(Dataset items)

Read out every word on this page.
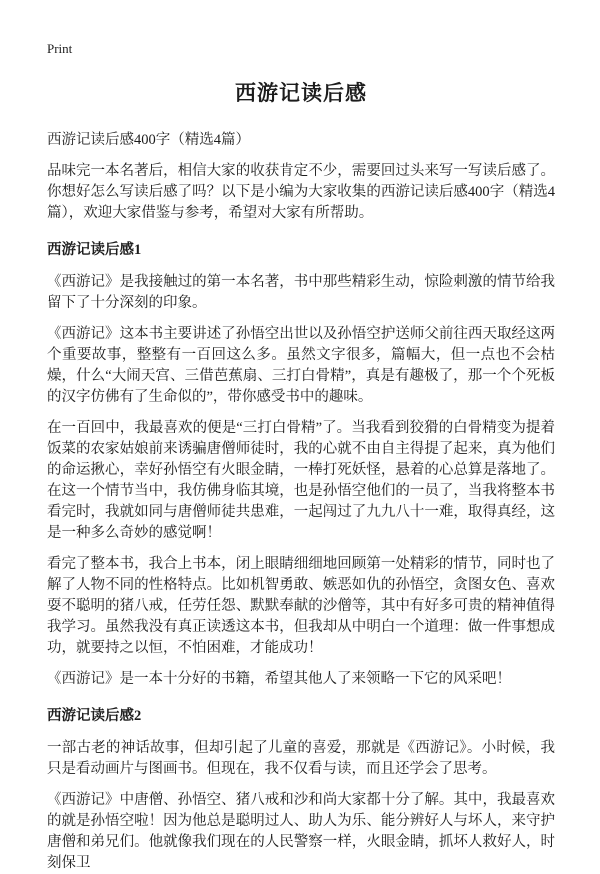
Print
西游记读后感

西游记读后感400字（精选4篇）

品味完一本名著后，相信大家的收获肯定不少，需要回过头来写一写读后感了。你想好怎么写读后感了吗？以下是小编为大家收集的西游记读后感400字（精选4篇），欢迎大家借鉴与参考，希望对大家有所帮助。

西游记读后感1

《西游记》是我接触过的第一本名著，书中那些精彩生动，惊险刺激的情节给我留下了十分深刻的印象。

《西游记》这本书主要讲述了孙悟空出世以及孙悟空护送师父前往西天取经这两个重要故事，整整有一百回这么多。虽然文字很多，篇幅大，但一点也不会枯燥，什么“大闹天宫、三借芭蕉扇、三打白骨精”，真是有趣极了，那一个个死板的汉字仿佛有了生命似的”，带你感受书中的趣味。

在一百回中，我最喜欢的便是“三打白骨精”了。当我看到狡猾的白骨精变为提着饭菜的农家姑娘前来诱骗唐僧师徒时，我的心就不由自主得提了起来，真为他们的命运揪心，幸好孙悟空有火眼金睛，一棒打死妖怪，悬着的心总算是落地了。在这一个情节当中，我仿佛身临其境，也是孙悟空他们的一员了，当我将整本书看完时，我就如同与唐僧师徒共患难，一起闯过了九九八十一难，取得真经，这是一种多么奇妙的感觉啊！

看完了整本书，我合上书本，闭上眼睛细细地回顾第一处精彩的情节，同时也了解了人物不同的性格特点。比如机智勇敢、嫉恶如仇的孙悟空，贪图女色、喜欢耍不聪明的猪八戒，任劳任怨、默默奉献的沙僧等，其中有好多可贵的精神值得我学习。虽然我没有真正读透这本书，但我却从中明白一个道理：做一件事想成功，就要持之以恒，不怕困难，才能成功！

《西游记》是一本十分好的书籍，希望其他人了来领略一下它的风采吧！

西游记读后感2

一部古老的神话故事，但却引起了儿童的喜爱，那就是《西游记》。小时候，我只是看动画片与图画书。但现在，我不仅看与读，而且还学会了思考。

《西游记》中唐僧、孙悟空、猪八戒和沙和尚大家都十分了解。其中，我最喜欢的就是孙悟空啦！因为他总是聪明过人、助人为乐、能分辨好人与坏人，来守护唐僧和弟兄们。他就像我们现在的人民警察一样，火眼金睛，抓坏人救好人，时刻保卫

▸ To be done: Set down every record once more, word for word, without pictures.

▸ Exercise answer:
Read out every word on this page.
Print
西游记读后感

西游记读后感400字（精选4篇）

品味完一本名著后，相信大家的收获肯定不少，需要回过头来写一写读后感了。你想好怎么写读后感了吗？以下是小编为大家收集的西游记读后感400字（精选4篇），欢迎大家借鉴与参考，希望对大家有所帮助。

西游记读后感1

《西游记》是我接触过的第一本名著，书中那些精彩生动，惊险刺激的情节给我留下了十分深刻的印象。

《西游记》这本书主要讲述了孙悟空出世以及孙悟空护送师父前往西天取经这两个重要故事，整整有一百回这么多。虽然文字很多，篇幅大，但一点也不会枯燥，什么“大闹天宫、三借芭蕉扇、三打白骨精”，真是有趣极了，那一个个死板的汉字仿佛有了生命似的”，带你感受书中的趣味。

在一百回中，我最喜欢的便是“三打白骨精”了。当我看到狡猾的白骨精变为提着饭菜的农家姑娘前来诱骗唐僧师徒时，我的心就不由自主得提了起来，真为他们的命运揪心，幸好孙悟空有火眼金睛，一棒打死妖怪，悬着的心总算是落地了。在这一个情节当中，我仿佛身临其境，也是孙悟空他们的一员了，当我将整本书看完时，我就如同与唐僧师徒共患难，一起闯过了九九八十一难，取得真经，这是一种多么奇妙的感觉啊！

看完了整本书，我合上书本，闭上眼睛细细地回顾第一处精彩的情节，同时也了解了人物不同的性格特点。比如机智勇敢、嫉恶如仇的孙悟空，贪图女色、喜欢耍不聪明的猪八戒，任劳任怨、默默奉献的沙僧等，其中有好多可贵的精神值得我学习。虽然我没有真正读透这本书，但我却从中明白一个道理：做一件事想成功，就要持之以恒，不怕困难，才能成功！

《西游记》是一本十分好的书籍，希望其他人了来领略一下它的风采吧！

西游记读后感2

一部古老的神话故事，但却引起了儿童的喜爱，那就是《西游记》。小时候，我只是看动画片与图画书。但现在，我不仅看与读，而且还学会了思考。

《西游记》中唐僧、孙悟空、猪八戒和沙和尚大家都十分了解。其中，我最喜欢的就是孙悟空啦！因为他总是聪明过人、助人为乐、能分辨好人与坏人，来守护唐僧和弟兄们。他就像我们现在的人民警察一样，火眼金睛，抓坏人救好人，时刻保卫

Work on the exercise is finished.